Figure dataset records
==========

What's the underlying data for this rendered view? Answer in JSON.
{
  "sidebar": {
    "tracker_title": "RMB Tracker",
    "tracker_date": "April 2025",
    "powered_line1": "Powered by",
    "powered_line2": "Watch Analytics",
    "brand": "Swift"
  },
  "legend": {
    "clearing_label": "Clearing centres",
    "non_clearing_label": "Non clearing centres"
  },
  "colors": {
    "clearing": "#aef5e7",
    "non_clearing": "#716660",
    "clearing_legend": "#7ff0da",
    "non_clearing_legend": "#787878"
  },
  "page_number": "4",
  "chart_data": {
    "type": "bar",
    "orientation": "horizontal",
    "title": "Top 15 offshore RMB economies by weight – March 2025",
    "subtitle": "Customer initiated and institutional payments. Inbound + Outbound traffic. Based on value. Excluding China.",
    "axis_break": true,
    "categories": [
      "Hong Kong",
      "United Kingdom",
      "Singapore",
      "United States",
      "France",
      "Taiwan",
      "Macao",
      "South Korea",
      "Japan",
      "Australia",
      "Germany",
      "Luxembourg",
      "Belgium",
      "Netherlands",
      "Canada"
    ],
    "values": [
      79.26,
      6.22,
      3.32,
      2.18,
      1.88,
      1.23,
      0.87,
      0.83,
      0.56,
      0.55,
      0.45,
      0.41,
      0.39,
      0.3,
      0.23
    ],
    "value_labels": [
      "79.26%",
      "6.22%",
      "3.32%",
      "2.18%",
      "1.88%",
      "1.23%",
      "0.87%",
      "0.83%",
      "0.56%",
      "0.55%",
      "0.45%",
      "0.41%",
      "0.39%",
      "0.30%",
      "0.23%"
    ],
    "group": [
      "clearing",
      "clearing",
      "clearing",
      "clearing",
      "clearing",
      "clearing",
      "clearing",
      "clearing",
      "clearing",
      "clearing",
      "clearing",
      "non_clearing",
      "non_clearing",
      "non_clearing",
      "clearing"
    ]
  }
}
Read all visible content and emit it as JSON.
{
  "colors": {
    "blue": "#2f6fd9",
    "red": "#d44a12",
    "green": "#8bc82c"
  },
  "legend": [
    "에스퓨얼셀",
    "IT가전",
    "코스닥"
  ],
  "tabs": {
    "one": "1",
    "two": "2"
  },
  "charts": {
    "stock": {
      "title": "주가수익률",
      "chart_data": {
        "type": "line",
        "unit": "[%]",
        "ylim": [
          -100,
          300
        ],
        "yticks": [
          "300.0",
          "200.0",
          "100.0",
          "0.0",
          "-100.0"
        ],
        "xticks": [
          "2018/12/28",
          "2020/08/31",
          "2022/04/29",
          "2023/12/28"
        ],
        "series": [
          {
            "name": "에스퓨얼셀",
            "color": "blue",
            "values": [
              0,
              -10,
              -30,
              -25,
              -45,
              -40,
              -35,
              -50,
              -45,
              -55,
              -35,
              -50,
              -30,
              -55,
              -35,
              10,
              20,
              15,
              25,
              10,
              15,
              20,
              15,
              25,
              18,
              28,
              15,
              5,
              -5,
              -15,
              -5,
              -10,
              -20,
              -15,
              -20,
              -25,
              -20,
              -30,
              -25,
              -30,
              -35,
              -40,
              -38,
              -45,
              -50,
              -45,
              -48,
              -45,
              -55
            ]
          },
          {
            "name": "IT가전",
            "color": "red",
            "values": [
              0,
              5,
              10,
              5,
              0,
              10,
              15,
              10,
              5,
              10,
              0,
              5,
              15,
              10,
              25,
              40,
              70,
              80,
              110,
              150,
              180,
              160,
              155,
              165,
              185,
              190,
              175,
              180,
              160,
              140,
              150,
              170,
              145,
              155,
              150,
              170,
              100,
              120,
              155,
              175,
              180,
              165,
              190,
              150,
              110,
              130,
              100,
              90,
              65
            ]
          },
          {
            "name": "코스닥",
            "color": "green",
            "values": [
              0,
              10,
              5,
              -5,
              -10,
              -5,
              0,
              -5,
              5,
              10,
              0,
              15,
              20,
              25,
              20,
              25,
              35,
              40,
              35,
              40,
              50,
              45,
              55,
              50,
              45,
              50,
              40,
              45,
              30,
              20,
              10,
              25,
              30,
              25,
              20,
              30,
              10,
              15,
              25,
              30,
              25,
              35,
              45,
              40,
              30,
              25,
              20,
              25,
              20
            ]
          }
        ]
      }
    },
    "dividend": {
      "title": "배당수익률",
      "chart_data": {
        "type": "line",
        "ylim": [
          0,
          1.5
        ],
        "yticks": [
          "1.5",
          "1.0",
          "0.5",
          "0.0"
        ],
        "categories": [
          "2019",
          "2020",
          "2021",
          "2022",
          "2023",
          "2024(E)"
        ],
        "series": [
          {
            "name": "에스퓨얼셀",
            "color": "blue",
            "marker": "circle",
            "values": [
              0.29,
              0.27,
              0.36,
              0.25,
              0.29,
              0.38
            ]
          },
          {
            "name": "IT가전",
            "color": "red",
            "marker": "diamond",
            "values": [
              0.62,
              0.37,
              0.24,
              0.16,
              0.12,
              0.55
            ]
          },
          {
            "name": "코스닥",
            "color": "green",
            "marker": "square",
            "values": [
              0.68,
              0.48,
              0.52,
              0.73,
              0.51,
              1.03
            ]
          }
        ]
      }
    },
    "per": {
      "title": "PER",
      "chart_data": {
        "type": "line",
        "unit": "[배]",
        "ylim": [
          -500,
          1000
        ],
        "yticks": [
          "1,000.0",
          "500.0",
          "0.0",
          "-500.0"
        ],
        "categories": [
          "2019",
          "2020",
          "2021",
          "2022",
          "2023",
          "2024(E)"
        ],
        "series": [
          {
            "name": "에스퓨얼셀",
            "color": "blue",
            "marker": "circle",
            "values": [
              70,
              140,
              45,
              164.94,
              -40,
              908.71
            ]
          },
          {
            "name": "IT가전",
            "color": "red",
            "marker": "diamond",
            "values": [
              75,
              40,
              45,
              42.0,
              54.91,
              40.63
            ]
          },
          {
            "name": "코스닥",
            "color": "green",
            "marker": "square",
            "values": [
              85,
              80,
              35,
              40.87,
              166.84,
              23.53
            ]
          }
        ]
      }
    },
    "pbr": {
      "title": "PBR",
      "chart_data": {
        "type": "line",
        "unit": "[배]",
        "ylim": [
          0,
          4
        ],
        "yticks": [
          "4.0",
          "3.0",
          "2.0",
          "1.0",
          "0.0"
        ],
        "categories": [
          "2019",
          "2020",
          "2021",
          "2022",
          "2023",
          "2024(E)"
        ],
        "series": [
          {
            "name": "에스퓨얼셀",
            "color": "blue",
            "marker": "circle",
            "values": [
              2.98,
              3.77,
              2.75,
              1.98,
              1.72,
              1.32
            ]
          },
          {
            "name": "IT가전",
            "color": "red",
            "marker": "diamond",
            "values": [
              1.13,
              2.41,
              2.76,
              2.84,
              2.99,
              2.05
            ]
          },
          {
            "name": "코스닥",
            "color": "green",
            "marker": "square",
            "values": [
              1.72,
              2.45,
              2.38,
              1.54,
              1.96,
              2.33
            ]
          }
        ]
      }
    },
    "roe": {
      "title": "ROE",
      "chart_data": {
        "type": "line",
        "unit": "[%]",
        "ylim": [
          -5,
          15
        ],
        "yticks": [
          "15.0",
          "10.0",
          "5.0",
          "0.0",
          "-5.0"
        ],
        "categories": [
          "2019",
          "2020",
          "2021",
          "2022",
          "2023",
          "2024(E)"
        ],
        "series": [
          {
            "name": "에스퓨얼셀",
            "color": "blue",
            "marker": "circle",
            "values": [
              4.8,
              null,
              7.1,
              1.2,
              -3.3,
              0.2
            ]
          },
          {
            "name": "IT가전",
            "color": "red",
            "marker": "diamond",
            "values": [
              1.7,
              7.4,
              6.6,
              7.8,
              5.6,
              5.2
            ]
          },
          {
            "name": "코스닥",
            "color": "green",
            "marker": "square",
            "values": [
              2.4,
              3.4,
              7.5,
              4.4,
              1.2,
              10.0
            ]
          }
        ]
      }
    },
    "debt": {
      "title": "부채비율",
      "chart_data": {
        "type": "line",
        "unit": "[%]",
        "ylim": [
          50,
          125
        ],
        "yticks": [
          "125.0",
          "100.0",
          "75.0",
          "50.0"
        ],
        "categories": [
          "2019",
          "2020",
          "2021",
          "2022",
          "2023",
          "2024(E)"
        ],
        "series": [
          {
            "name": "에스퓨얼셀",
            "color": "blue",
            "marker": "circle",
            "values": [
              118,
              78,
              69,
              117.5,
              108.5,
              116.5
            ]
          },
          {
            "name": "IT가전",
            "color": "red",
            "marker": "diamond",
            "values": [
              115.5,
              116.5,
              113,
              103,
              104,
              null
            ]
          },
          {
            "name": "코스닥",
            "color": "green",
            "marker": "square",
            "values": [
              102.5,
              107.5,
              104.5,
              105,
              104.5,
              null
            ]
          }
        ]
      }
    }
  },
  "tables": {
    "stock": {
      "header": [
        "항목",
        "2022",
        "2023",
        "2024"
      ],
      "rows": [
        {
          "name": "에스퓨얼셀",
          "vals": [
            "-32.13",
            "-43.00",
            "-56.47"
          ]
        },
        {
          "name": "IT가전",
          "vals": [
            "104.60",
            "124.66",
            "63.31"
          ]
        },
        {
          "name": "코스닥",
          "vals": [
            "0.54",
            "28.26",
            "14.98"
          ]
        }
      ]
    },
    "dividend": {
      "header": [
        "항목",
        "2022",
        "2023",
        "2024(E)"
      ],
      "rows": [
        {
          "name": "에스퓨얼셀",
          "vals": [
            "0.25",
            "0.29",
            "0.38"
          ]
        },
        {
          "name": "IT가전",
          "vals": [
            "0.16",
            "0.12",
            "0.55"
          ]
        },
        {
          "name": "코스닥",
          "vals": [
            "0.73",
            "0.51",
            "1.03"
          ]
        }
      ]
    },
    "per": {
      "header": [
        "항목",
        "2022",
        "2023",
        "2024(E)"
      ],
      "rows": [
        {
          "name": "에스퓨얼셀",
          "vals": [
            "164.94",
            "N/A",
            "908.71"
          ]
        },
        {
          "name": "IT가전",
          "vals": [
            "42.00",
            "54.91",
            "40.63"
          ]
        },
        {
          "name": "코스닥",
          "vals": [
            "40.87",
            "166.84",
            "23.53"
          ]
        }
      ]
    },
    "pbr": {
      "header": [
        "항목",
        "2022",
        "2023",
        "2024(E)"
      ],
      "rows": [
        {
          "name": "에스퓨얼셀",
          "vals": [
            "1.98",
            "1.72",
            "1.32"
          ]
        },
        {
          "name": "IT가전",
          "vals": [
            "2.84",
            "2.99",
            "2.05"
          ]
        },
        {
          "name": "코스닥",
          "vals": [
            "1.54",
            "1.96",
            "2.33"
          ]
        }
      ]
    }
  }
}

==========

Task directions
Find every line containing the word "JSON", then give the total and nothing more.

Response to this task
2